Short problem
Retype each entry below, keeping every character the same.

Items from a dataset

:::::

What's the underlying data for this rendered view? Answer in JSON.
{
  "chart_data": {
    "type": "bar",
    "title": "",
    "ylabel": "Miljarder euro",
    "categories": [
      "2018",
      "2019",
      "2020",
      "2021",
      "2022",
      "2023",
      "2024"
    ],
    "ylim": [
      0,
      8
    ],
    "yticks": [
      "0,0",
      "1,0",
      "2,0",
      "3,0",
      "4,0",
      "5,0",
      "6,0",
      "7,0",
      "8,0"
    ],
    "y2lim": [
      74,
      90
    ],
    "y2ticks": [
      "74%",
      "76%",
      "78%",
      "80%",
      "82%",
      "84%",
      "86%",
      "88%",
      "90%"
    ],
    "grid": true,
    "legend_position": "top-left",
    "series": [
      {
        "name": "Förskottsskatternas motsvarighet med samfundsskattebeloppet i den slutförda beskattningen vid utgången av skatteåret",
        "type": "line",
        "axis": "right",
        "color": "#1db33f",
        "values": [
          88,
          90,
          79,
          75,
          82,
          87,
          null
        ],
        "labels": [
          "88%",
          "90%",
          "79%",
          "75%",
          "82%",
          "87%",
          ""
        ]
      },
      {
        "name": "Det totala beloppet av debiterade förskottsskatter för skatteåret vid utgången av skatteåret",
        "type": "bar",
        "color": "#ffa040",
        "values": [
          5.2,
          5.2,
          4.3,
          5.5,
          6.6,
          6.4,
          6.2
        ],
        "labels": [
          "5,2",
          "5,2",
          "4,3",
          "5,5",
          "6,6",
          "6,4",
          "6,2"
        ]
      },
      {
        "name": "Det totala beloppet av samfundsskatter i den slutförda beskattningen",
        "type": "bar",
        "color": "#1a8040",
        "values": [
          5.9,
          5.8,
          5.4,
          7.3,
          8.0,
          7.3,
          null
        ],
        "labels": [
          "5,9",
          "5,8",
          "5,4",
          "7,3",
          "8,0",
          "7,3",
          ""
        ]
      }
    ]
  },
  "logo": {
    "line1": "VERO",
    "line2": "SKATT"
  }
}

:::::

Solution to this exercise
What's the underlying data for this rendered view? Answer in JSON.
{
  "chart_data": {
    "type": "bar",
    "title": "",
    "ylabel": "Miljarder euro",
    "categories": [
      "2018",
      "2019",
      "2020",
      "2021",
      "2022",
      "2023",
      "2024"
    ],
    "ylim": [
      0,
      8
    ],
    "yticks": [
      "0,0",
      "1,0",
      "2,0",
      "3,0",
      "4,0",
      "5,0",
      "6,0",
      "7,0",
      "8,0"
    ],
    "y2lim": [
      74,
      90
    ],
    "y2ticks": [
      "74%",
      "76%",
      "78%",
      "80%",
      "82%",
      "84%",
      "86%",
      "88%",
      "90%"
    ],
    "grid": true,
    "legend_position": "top-left",
    "series": [
      {
        "name": "Förskottsskatternas motsvarighet med samfundsskattebeloppet i den slutförda beskattningen vid utgången av skatteåret",
        "type": "line",
        "axis": "right",
        "color": "#1db33f",
        "values": [
          88,
          90,
          79,
          75,
          82,
          87,
          null
        ],
        "labels": [
          "88%",
          "90%",
          "79%",
          "75%",
          "82%",
          "87%",
          ""
        ]
      },
      {
        "name": "Det totala beloppet av debiterade förskottsskatter för skatteåret vid utgången av skatteåret",
        "type": "bar",
        "color": "#ffa040",
        "values": [
          5.2,
          5.2,
          4.3,
          5.5,
          6.6,
          6.4,
          6.2
        ],
        "labels": [
          "5,2",
          "5,2",
          "4,3",
          "5,5",
          "6,6",
          "6,4",
          "6,2"
        ]
      },
      {
        "name": "Det totala beloppet av samfundsskatter i den slutförda beskattningen",
        "type": "bar",
        "color": "#1a8040",
        "values": [
          5.9,
          5.8,
          5.4,
          7.3,
          8.0,
          7.3,
          null
        ],
        "labels": [
          "5,9",
          "5,8",
          "5,4",
          "7,3",
          "8,0",
          "7,3",
          ""
        ]
      }
    ]
  },
  "logo": {
    "line1": "VERO",
    "line2": "SKATT"
  }
}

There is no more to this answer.